**Goal**
All of the listing below must be repeated word for word. Pictures are the only thing to omit.

************

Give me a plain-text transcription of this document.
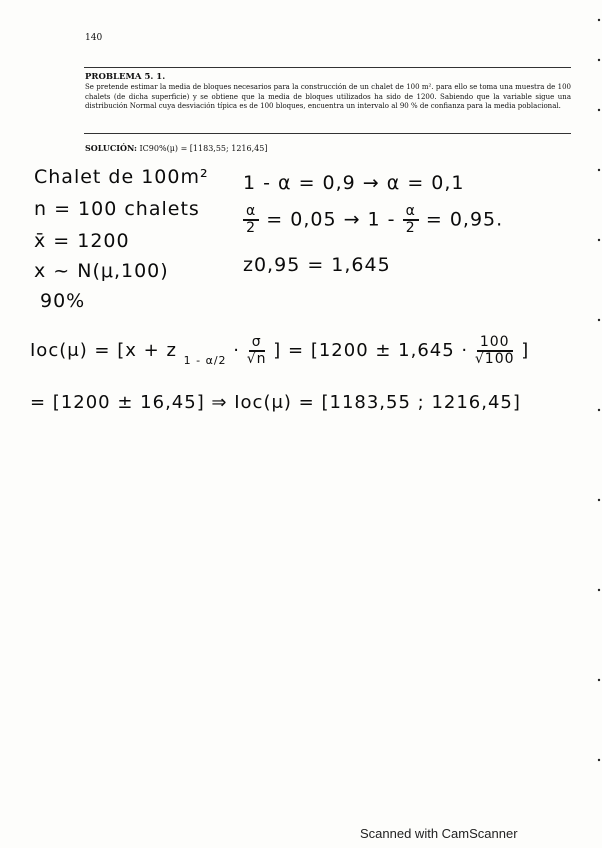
140
PROBLEMA 5. 1.
Se pretende estimar la media de bloques necesarios para la construcción de un chalet de 100 m². para ello se toma una muestra de 100 chalets (de dicha superficie) y se obtiene que la media de bloques utilizados ha sido de 1200. Sabiendo que la variable sigue una distribución Normal cuya desviación típica es de 100 bloques, encuentra un intervalo al 90 % de confianza para la media poblacional.
SOLUCIÓN: IC90%(μ) = [1183,55; 1216,45]
Chalet de 100m²
n = 100 chalets
x̄ = 1200
x ~ N(μ,100)
90%
1 - α = 0,9 → α = 0,1
$\frac{\alpha}{2} = 0,05 \to 1 - \frac{\alpha}{2} = 0,95$.
z0,95 = 1,645
Ioc(μ) = [x + z $_{1 - \alpha/2} \cdot \frac{\sigma}{√n}$ ] = [$1200 \pm 1,645 \cdot \frac{100}{√100}$ ]
= [1200 ± 16,45] ⇒ Ioc(μ) = [1183,55 ; 1216,45]
Scanned with CamScanner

************

**Task output**
Give me a plain-text transcription of this document.
140
PROBLEMA 5. 1.
Se pretende estimar la media de bloques necesarios para la construcción de un chalet de 100 m². para ello se toma una muestra de 100 chalets (de dicha superficie) y se obtiene que la media de bloques utilizados ha sido de 1200. Sabiendo que la variable sigue una distribución Normal cuya desviación típica es de 100 bloques, encuentra un intervalo al 90 % de confianza para la media poblacional.
SOLUCIÓN: IC90%(μ) = [1183,55; 1216,45]
Chalet de 100m²
n = 100 chalets
x̄ = 1200
x ~ N(μ,100)
90%
1 - α = 0,9 → α = 0,1
$\frac{\alpha}{2} = 0,05 \to 1 - \frac{\alpha}{2} = 0,95$.
z0,95 = 1,645
Ioc(μ) = [x + z $_{1 - \alpha/2} \cdot \frac{\sigma}{√n}$ ] = [$1200 \pm 1,645 \cdot \frac{100}{√100}$ ]
= [1200 ± 16,45] ⇒ Ioc(μ) = [1183,55 ; 1216,45]
Scanned with CamScanner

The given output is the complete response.